◆ RECORDS FOR THE TASK:

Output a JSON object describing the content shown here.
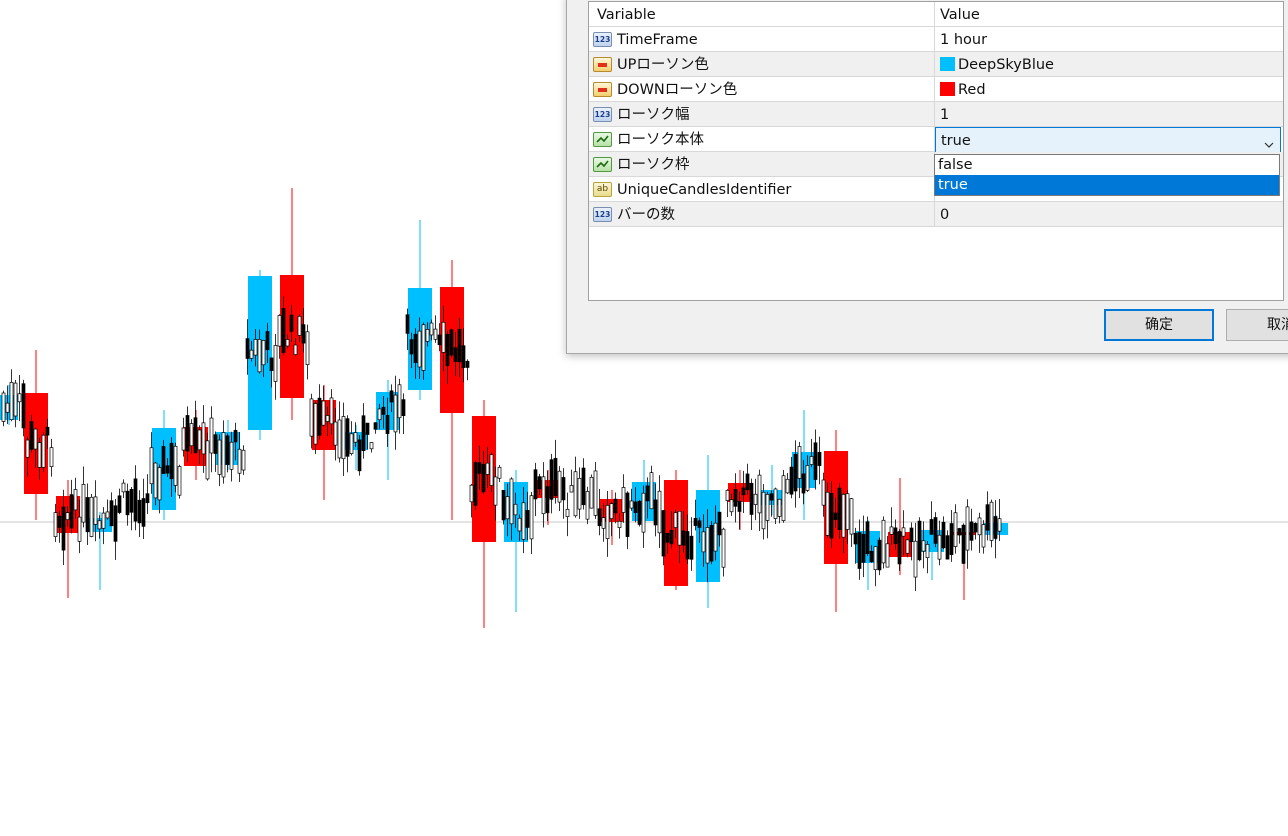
{
  "chart": {
    "up_color": "#00BFFF",
    "down_color": "#FF0000",
    "wick_color": "#000000"
  },
  "dialog": {
    "columns": {
      "variable": "Variable",
      "value": "Value"
    },
    "params": [
      {
        "icon": "integer-icon",
        "icon_text": "123",
        "name": "TimeFrame",
        "value": "1 hour"
      },
      {
        "icon": "color-icon",
        "icon_text": "",
        "name": "UPローソン色",
        "value": "DeepSkyBlue",
        "swatch": "#00BFFF"
      },
      {
        "icon": "color-icon",
        "icon_text": "",
        "name": "DOWNローソン色",
        "value": "Red",
        "swatch": "#FF0000"
      },
      {
        "icon": "integer-icon",
        "icon_text": "123",
        "name": "ローソク幅",
        "value": "1"
      },
      {
        "icon": "boolean-icon",
        "icon_text": "",
        "name": "ローソク本体",
        "value": "true"
      },
      {
        "icon": "boolean-icon",
        "icon_text": "",
        "name": "ローソク枠",
        "value": ""
      },
      {
        "icon": "string-icon",
        "icon_text": "ab",
        "name": "UniqueCandlesIdentifier",
        "value": ""
      },
      {
        "icon": "integer-icon",
        "icon_text": "123",
        "name": "バーの数",
        "value": "0"
      }
    ],
    "dropdown_options": [
      "false",
      "true"
    ],
    "dropdown_selected": "true",
    "ok_label": "确定",
    "cancel_label": "取消"
  }
}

◆ WHAT THE TASK REQUIRES:
Copy the listing over exactly, skipping the pictures it holds.

◆ RESULT OF THE EXERCISE:
Output a JSON object describing the content shown here.
{
  "chart": {
    "up_color": "#00BFFF",
    "down_color": "#FF0000",
    "wick_color": "#000000"
  },
  "dialog": {
    "columns": {
      "variable": "Variable",
      "value": "Value"
    },
    "params": [
      {
        "icon": "integer-icon",
        "icon_text": "123",
        "name": "TimeFrame",
        "value": "1 hour"
      },
      {
        "icon": "color-icon",
        "icon_text": "",
        "name": "UPローソン色",
        "value": "DeepSkyBlue",
        "swatch": "#00BFFF"
      },
      {
        "icon": "color-icon",
        "icon_text": "",
        "name": "DOWNローソン色",
        "value": "Red",
        "swatch": "#FF0000"
      },
      {
        "icon": "integer-icon",
        "icon_text": "123",
        "name": "ローソク幅",
        "value": "1"
      },
      {
        "icon": "boolean-icon",
        "icon_text": "",
        "name": "ローソク本体",
        "value": "true"
      },
      {
        "icon": "boolean-icon",
        "icon_text": "",
        "name": "ローソク枠",
        "value": ""
      },
      {
        "icon": "string-icon",
        "icon_text": "ab",
        "name": "UniqueCandlesIdentifier",
        "value": ""
      },
      {
        "icon": "integer-icon",
        "icon_text": "123",
        "name": "バーの数",
        "value": "0"
      }
    ],
    "dropdown_options": [
      "false",
      "true"
    ],
    "dropdown_selected": "true",
    "ok_label": "确定",
    "cancel_label": "取消"
  }
}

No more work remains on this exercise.